▶ **Directions**:
Answer these from the article on the Venetian ghetto:
1. On what date was the first Jewish ghetto established in Venice?
2. Who presided over the mock trial in the matter of Shylock v. Antonio?
3. Who was the chief curator of the exhibition at the Palazzo Ducale?

Finding Ourselves in the Venetian Ghetto
This is the Talmud quoting Shmuel ben Nachmani on dreams, but the observation speaks fittingly—and pointedly—to last summer’s commemoration of the establishment of the first ever Jewish ghetto, in Venice on March 29, 1516. Events throughout the city spanned several months and included an ambitious exhibition, “Venice, the Jews and Europe, 1516-2016,” at the Palazzo Ducale; a mock trial in the matter of Shylock v. Antonio that was presided over by Ruth Bader Ginsburg on summer break; and the staging of The Merchant of Venice in the ghetto, where it had never before been presented (the production will be restaged this fall at Peak Performances in Montclair, New Jersey).
The organizers of these events seized the opportunity provided by these round numbers—five hundred years since the inception of the ghetto, four hundred since Shakespeare’s death—to remind visitors that the city is, after all, about more than masks and Murano glass. Any gesture is welcome that helps, even slightly, to moderate the flood of tourists (and touristic kitsch) that pose a greater threat to La Serenissima than the rising seawaters, yet the commemoration came with its own set of problems as its organizers sought to liken Venice’s very particular treatment of the city’s Jews to the situation faced by refugees in Europe and around the world today.
The ghetto was, above all else, invented out of economic need.
The impetus may, arguably, be a bighearted recognition of “the challenge of avoiding a new age of concrete barriers and barbed wire fences, and of obviating the danger of a world with an archipelago of ghettos,” as the exhibition’s chief curator, Donatella Calabi, described it in her introduction to the catalogue, but this was a not quite accurate reading of the past, or the present either. Immigrants today may be posing an unprecedented problem in Europe and, post-Trump, they may be testing the foundational precepts on which the United States was conceived—and has conceived of itself for generations—but no one is locking them up in a circumscribed neighborhood, pinning yellow circles on their clothes, restricting their professions, or limiting their daily physical movements.
While the Venetian ghetto foreshadows certain characteristics of the actual—and horrible—archipelago it eventually begat, it can be easy to forget that originally it was a one-off in its category and still, in many ways, remains in a category of its own. Named for the undistinguished, largely industrial neighborhood where the city’s iron foundry had fallen into disuse in the early sixteenth-century, the ghetto as a circumscribed space was established at a moment of deep crisis for Venice, in the period following 1508 when the League of Cambrai—a powerful alliance of European leaders—had turned against the republic. At the same time, with the discovery of the Americas and the opening up of trade routes there and to the East, Venetian business practices were undergoing a dramatic shift. A steady stream of capital was needed, and lots of it. The doge and the senate saw a solution: create a specific neighborhood for the republic’s Jews, whose experience as money lenders made them increasingly essential to the local economy. The ghetto was, above all else, invented out of economic need.

▶ **Material**:
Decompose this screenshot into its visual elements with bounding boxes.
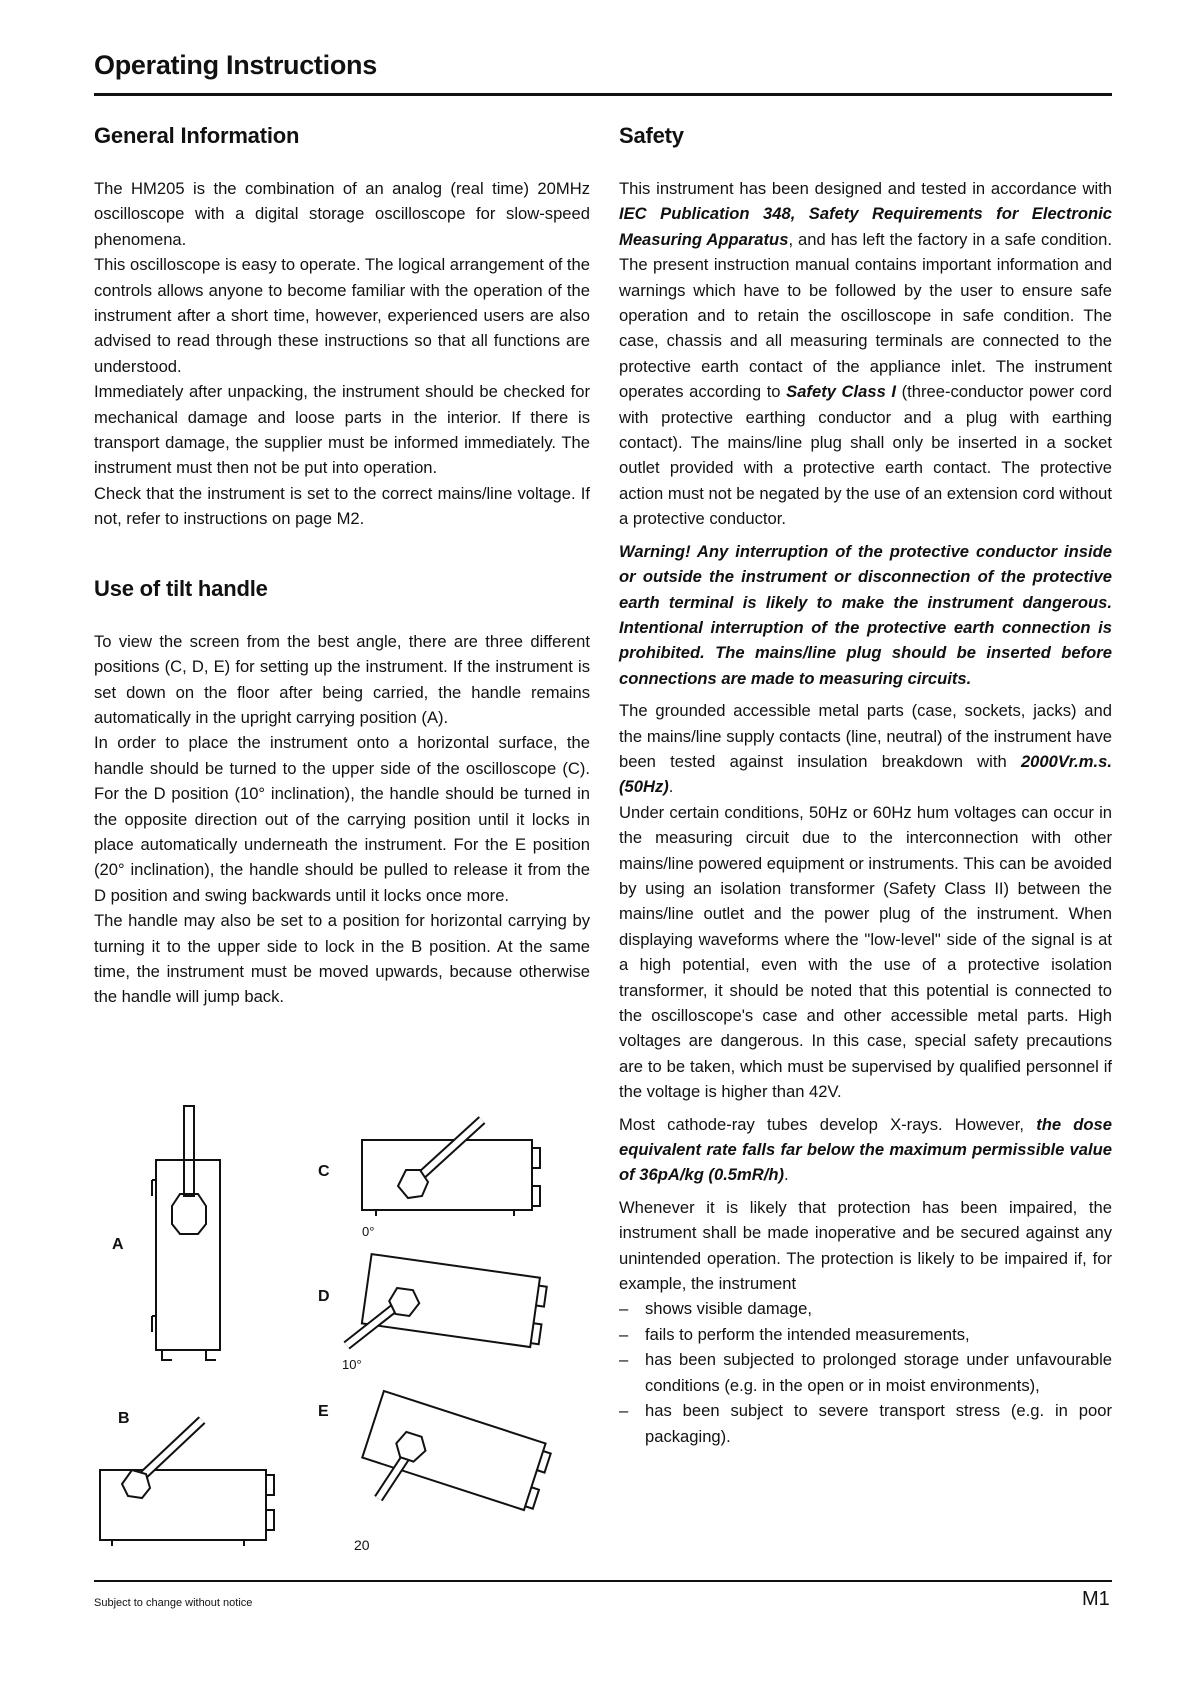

▶ **Response to this exercise**:
1. March 29, 1516
2. Ruth Bader Ginsburg
3. Donatella Calabi